• Stated task: In the data below, find every line with the string "leurs" and pull it out.

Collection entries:
--*--
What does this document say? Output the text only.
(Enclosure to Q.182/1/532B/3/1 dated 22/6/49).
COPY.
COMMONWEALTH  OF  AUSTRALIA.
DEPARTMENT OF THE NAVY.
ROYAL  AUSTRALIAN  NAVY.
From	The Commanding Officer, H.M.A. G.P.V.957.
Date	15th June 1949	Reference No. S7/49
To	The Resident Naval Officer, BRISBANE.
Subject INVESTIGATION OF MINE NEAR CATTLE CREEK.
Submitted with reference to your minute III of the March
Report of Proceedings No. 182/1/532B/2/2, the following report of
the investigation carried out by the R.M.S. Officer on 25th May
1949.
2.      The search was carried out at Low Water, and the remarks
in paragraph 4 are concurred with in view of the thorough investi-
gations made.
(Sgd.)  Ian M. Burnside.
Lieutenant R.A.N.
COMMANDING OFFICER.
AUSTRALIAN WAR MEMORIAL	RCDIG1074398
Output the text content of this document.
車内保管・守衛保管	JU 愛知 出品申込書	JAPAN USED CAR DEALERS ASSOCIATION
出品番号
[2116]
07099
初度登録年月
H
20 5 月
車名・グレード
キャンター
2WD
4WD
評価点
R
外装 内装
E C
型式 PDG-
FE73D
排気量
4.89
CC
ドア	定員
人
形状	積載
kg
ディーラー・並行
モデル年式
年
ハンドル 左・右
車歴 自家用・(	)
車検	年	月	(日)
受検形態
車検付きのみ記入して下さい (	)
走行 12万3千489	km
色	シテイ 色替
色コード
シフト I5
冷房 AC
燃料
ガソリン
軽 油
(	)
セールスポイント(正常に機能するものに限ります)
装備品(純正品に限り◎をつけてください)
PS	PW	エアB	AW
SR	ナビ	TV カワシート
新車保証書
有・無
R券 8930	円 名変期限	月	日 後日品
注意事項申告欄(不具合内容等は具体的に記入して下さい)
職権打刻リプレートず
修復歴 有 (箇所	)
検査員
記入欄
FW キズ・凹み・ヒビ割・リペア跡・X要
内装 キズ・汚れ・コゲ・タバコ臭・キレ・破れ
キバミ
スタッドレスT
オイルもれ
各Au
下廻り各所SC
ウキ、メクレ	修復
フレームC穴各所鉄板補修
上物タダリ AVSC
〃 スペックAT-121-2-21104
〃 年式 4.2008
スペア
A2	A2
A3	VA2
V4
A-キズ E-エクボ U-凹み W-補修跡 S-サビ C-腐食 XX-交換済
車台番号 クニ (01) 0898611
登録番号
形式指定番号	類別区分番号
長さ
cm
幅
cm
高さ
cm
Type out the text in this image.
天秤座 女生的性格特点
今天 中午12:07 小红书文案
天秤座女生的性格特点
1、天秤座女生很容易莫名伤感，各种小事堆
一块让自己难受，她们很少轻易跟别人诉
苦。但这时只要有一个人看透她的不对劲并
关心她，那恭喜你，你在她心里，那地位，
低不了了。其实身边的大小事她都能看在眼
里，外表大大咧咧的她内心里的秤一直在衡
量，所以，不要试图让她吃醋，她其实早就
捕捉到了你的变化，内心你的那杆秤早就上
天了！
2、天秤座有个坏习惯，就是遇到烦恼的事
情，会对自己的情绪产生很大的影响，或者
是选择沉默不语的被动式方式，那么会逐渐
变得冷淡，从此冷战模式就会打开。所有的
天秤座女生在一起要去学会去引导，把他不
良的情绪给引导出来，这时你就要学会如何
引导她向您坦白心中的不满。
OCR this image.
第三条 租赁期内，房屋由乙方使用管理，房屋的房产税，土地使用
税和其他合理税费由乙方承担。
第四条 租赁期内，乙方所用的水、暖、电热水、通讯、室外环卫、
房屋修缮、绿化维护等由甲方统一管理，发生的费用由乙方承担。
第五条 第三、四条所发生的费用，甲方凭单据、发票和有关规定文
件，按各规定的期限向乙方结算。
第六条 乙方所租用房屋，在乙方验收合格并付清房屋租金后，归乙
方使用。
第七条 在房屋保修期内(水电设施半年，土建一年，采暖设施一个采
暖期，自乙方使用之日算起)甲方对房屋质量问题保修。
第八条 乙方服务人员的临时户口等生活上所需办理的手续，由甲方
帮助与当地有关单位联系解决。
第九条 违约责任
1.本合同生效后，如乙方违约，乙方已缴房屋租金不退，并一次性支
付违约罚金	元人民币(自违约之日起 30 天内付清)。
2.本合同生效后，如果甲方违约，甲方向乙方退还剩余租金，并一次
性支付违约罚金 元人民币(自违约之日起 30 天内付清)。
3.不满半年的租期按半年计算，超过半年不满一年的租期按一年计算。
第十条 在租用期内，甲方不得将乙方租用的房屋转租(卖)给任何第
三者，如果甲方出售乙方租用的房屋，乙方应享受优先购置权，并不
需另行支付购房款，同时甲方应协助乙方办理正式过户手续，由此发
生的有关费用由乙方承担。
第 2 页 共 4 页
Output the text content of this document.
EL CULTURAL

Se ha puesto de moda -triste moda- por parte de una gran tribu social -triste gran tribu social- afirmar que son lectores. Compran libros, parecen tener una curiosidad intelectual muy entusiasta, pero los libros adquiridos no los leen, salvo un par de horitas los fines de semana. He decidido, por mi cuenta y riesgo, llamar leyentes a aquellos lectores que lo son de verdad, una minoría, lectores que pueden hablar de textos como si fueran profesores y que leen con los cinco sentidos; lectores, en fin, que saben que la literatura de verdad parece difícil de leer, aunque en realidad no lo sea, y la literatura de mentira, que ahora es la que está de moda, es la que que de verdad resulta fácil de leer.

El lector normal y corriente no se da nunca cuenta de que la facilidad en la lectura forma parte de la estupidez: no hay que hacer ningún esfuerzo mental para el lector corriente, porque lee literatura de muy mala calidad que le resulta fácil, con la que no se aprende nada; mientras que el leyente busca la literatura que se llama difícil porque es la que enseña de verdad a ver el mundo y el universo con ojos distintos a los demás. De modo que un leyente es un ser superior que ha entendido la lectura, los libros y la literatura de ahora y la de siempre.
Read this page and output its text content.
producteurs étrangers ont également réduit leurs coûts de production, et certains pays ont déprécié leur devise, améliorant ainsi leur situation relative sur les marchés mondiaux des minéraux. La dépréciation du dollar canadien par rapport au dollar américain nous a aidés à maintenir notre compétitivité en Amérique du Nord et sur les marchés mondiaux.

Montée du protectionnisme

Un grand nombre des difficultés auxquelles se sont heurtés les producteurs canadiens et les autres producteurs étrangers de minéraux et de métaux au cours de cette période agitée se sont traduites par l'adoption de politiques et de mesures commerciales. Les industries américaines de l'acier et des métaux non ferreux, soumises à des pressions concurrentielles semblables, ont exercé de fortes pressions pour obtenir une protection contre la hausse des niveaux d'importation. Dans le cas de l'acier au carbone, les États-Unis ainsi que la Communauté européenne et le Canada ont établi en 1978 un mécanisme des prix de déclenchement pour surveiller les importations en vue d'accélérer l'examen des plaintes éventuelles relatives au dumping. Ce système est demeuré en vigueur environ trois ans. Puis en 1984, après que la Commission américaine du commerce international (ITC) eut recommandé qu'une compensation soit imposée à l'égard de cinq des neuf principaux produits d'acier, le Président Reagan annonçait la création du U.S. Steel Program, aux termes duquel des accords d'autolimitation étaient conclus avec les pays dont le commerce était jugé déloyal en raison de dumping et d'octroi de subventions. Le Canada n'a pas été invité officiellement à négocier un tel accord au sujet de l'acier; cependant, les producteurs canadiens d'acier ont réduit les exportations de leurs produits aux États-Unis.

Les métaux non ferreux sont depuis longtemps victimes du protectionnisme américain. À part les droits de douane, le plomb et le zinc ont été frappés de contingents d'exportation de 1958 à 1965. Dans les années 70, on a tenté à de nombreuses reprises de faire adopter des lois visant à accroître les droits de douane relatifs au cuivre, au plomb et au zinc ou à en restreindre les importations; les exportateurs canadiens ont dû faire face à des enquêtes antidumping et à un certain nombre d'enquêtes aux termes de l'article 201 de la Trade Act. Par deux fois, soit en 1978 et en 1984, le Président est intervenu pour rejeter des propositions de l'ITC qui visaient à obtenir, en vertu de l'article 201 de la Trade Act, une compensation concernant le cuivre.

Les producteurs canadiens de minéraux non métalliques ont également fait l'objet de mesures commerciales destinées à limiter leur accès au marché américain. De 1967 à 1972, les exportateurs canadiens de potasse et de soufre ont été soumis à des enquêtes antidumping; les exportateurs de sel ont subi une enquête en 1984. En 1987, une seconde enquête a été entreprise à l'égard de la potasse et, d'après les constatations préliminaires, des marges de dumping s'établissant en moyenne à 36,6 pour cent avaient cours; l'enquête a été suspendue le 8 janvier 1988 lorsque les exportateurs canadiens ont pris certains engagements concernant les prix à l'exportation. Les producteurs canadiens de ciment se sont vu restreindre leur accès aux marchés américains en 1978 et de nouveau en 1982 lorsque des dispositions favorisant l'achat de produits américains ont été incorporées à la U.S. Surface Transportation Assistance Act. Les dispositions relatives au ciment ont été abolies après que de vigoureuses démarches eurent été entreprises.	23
--*--
• Full solution:
producteurs étrangers ont également réduit leurs coûts de production, et certains pays ont déprécié leur devise, améliorant ainsi leur situation relative sur les marchés mondiaux des minéraux. La dépréciation du dollar canadien par rapport au dollar américain nous a aidés à maintenir notre compétitivité en Amérique du Nord et sur les marchés mondiaux.
Un grand nombre des difficultés auxquelles se sont heurtés les producteurs canadiens et les autres producteurs étrangers de minéraux et de métaux au cours de cette période agitée se sont traduites par l'adoption de politiques et de mesures commerciales. Les industries américaines de l'acier et des métaux non ferreux, soumises à des pressions concurrentielles semblables, ont exercé de fortes pressions pour obtenir une protection contre la hausse des niveaux d'importation. Dans le cas de l'acier au carbone, les États-Unis ainsi que la Communauté européenne et le Canada ont établi en 1978 un mécanisme des prix de déclenchement pour surveiller les importations en vue d'accélérer l'examen des plaintes éventuelles relatives au dumping. Ce système est demeuré en vigueur environ trois ans. Puis en 1984, après que la Commission américaine du commerce international (ITC) eut recommandé qu'une compensation soit imposée à l'égard de cinq des neuf principaux produits d'acier, le Président Reagan annonçait la création du U.S. Steel Program, aux termes duquel des accords d'autolimitation étaient conclus avec les pays dont le commerce était jugé déloyal en raison de dumping et d'octroi de subventions. Le Canada n'a pas été invité officiellement à négocier un tel accord au sujet de l'acier; cependant, les producteurs canadiens d'acier ont réduit les exportations de leurs produits aux États-Unis.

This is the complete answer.